SET PROBLEM | Print the records below exactly as they appear.

MATERIAL SHOWN |
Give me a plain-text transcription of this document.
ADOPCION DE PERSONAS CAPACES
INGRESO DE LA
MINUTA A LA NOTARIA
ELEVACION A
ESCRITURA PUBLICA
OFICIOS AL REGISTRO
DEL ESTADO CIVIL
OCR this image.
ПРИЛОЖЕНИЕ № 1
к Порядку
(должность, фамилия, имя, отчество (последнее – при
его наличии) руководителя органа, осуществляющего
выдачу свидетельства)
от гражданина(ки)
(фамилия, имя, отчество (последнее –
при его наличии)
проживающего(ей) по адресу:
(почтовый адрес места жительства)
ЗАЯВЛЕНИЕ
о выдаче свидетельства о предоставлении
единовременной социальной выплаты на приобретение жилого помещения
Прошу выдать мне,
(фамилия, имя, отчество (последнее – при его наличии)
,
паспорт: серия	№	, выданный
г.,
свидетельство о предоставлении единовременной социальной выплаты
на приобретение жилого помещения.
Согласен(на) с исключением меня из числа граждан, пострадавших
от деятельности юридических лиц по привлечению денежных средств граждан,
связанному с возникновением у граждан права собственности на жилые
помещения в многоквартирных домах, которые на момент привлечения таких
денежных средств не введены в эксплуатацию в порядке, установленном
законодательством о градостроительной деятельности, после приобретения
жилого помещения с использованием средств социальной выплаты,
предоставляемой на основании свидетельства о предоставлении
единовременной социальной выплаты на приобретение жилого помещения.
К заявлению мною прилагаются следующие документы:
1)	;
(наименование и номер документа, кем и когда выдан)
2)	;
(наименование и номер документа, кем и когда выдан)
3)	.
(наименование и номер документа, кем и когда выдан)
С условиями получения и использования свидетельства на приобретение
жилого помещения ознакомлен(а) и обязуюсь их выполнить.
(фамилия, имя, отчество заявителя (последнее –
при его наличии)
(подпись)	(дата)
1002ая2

FINISHED EXERCISE |
Give me a plain-text transcription of this document.
ADOPCION DE PERSONAS CAPACES
INGRESO DE LA
MINUTA A LA NOTARIA
ELEVACION A
ESCRITURA PUBLICA
OFICIOS AL REGISTRO
DEL ESTADO CIVIL
OCR this image.
ПРИЛОЖЕНИЕ № 1
к Порядку
(должность, фамилия, имя, отчество (последнее – при
его наличии) руководителя органа, осуществляющего
выдачу свидетельства)
от гражданина(ки)
(фамилия, имя, отчество (последнее –
при его наличии)
проживающего(ей) по адресу:
(почтовый адрес места жительства)
ЗАЯВЛЕНИЕ
о выдаче свидетельства о предоставлении
единовременной социальной выплаты на приобретение жилого помещения
Прошу выдать мне,
(фамилия, имя, отчество (последнее – при его наличии)
,
паспорт: серия	№	, выданный
г.,
свидетельство о предоставлении единовременной социальной выплаты
на приобретение жилого помещения.
Согласен(на) с исключением меня из числа граждан, пострадавших
от деятельности юридических лиц по привлечению денежных средств граждан,
связанному с возникновением у граждан права собственности на жилые
помещения в многоквартирных домах, которые на момент привлечения таких
денежных средств не введены в эксплуатацию в порядке, установленном
законодательством о градостроительной деятельности, после приобретения
жилого помещения с использованием средств социальной выплаты,
предоставляемой на основании свидетельства о предоставлении
единовременной социальной выплаты на приобретение жилого помещения.
К заявлению мною прилагаются следующие документы:
1)	;
(наименование и номер документа, кем и когда выдан)
2)	;
(наименование и номер документа, кем и когда выдан)
3)	.
(наименование и номер документа, кем и когда выдан)
С условиями получения и использования свидетельства на приобретение
жилого помещения ознакомлен(а) и обязуюсь их выполнить.
(фамилия, имя, отчество заявителя (последнее –
при его наличии)
(подпись)	(дата)
1002ая2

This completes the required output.